Objective
Give the number of lines that include the string "this", nothing more.

* BEGIN Provided data *

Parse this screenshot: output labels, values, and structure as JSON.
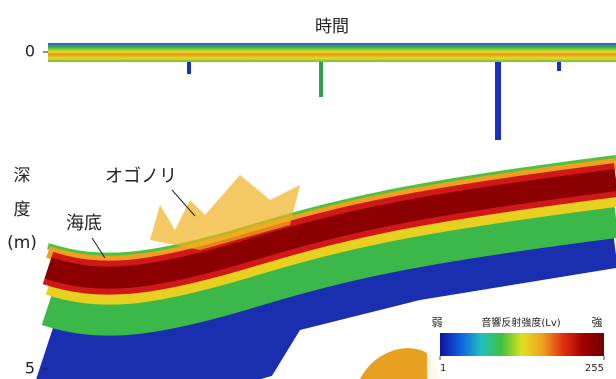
{
  "chart_data": {
    "type": "echogram",
    "title": "時間",
    "ylabel": [
      "深",
      "度",
      "(m)"
    ],
    "ylim": [
      0,
      5
    ],
    "yticks": [
      0,
      5
    ],
    "annotations": [
      "オゴノリ",
      "海底"
    ],
    "colorbar": {
      "title": "音響反射強度(Lv)",
      "low_label": "弱",
      "high_label": "強",
      "range": [
        1,
        255
      ],
      "ticks": [
        1,
        255
      ],
      "colors": [
        "#1010a0",
        "#1060e0",
        "#20c0c0",
        "#40c040",
        "#e0e020",
        "#f0a020",
        "#e03010",
        "#a00000",
        "#700000"
      ]
    }
  }
}
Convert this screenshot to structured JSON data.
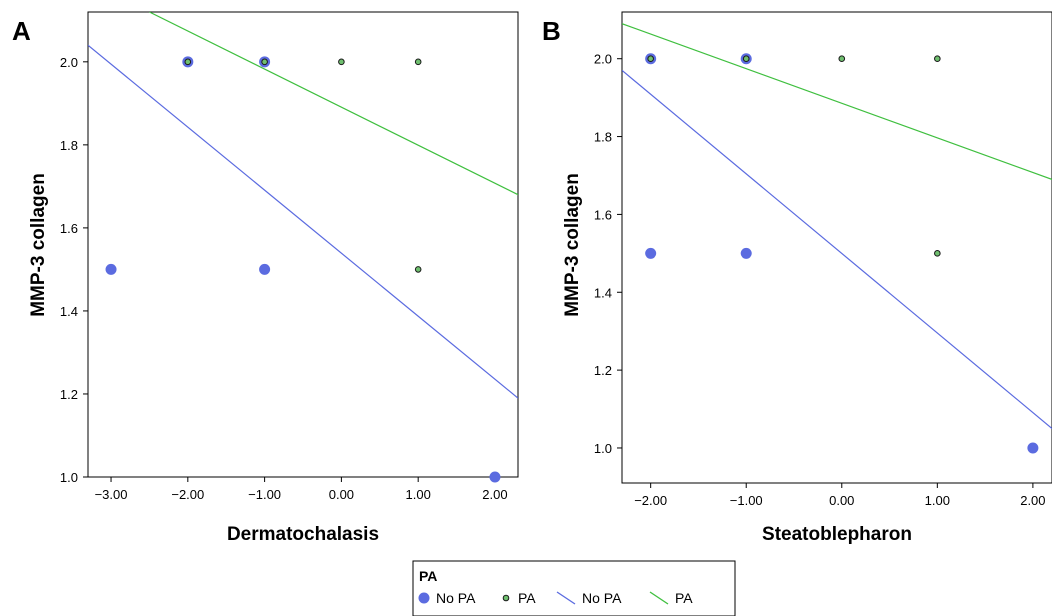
{
  "colors": {
    "no_pa": "#5b6be0",
    "pa": "#3fbf3f",
    "pa_fill": "#6fbf6f",
    "frame": "#000000"
  },
  "legend": {
    "title": "PA",
    "items": [
      {
        "label": "No PA",
        "kind": "point",
        "series": "no_pa"
      },
      {
        "label": "PA",
        "kind": "point",
        "series": "pa"
      },
      {
        "label": "No PA",
        "kind": "line",
        "series": "no_pa"
      },
      {
        "label": "PA",
        "kind": "line",
        "series": "pa"
      }
    ]
  },
  "chart_data": [
    {
      "type": "scatter",
      "panel_label": "A",
      "xlabel": "Dermatochalasis",
      "ylabel": "MMP-3 collagen",
      "xlim": [
        -3.3,
        2.3
      ],
      "ylim": [
        1.0,
        2.12
      ],
      "xticks": [
        -3,
        -2,
        -1,
        0,
        1,
        2
      ],
      "xtick_labels": [
        "−3.00",
        "−2.00",
        "−1.00",
        "0.00",
        "1.00",
        "2.00"
      ],
      "yticks": [
        1.0,
        1.2,
        1.4,
        1.6,
        1.8,
        2.0
      ],
      "ytick_labels": [
        "1.0",
        "1.2",
        "1.4",
        "1.6",
        "1.8",
        "2.0"
      ],
      "series": [
        {
          "name": "No PA",
          "kind": "points",
          "color_key": "no_pa",
          "x": [
            -3,
            -2,
            -1,
            -1,
            2
          ],
          "y": [
            1.5,
            2.0,
            2.0,
            1.5,
            1.0
          ]
        },
        {
          "name": "PA",
          "kind": "points",
          "color_key": "pa",
          "x": [
            -2,
            -1,
            0,
            1,
            1
          ],
          "y": [
            2.0,
            2.0,
            2.0,
            2.0,
            1.5
          ]
        },
        {
          "name": "No PA",
          "kind": "line",
          "color_key": "no_pa",
          "x": [
            -3.3,
            2.3
          ],
          "y": [
            2.04,
            1.19
          ]
        },
        {
          "name": "PA",
          "kind": "line",
          "color_key": "pa",
          "x": [
            -2.5,
            2.3
          ],
          "y": [
            2.12,
            1.68
          ]
        }
      ]
    },
    {
      "type": "scatter",
      "panel_label": "B",
      "xlabel": "Steatoblepharon",
      "ylabel": "MMP-3 collagen",
      "xlim": [
        -2.3,
        2.2
      ],
      "ylim": [
        0.91,
        2.12
      ],
      "xticks": [
        -2,
        -1,
        0,
        1,
        2
      ],
      "xtick_labels": [
        "−2.00",
        "−1.00",
        "0.00",
        "1.00",
        "2.00"
      ],
      "yticks": [
        1.0,
        1.2,
        1.4,
        1.6,
        1.8,
        2.0
      ],
      "ytick_labels": [
        "1.0",
        "1.2",
        "1.4",
        "1.6",
        "1.8",
        "2.0"
      ],
      "series": [
        {
          "name": "No PA",
          "kind": "points",
          "color_key": "no_pa",
          "x": [
            -2,
            -1,
            -2,
            -1,
            2
          ],
          "y": [
            2.0,
            2.0,
            1.5,
            1.5,
            1.0
          ]
        },
        {
          "name": "PA",
          "kind": "points",
          "color_key": "pa",
          "x": [
            -2,
            -1,
            0,
            1,
            1
          ],
          "y": [
            2.0,
            2.0,
            2.0,
            2.0,
            1.5
          ]
        },
        {
          "name": "No PA",
          "kind": "line",
          "color_key": "no_pa",
          "x": [
            -2.3,
            2.2
          ],
          "y": [
            1.97,
            1.05
          ]
        },
        {
          "name": "PA",
          "kind": "line",
          "color_key": "pa",
          "x": [
            -2.3,
            2.2
          ],
          "y": [
            2.09,
            1.69
          ]
        }
      ]
    }
  ]
}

* END Provided data *

Solved exercise
2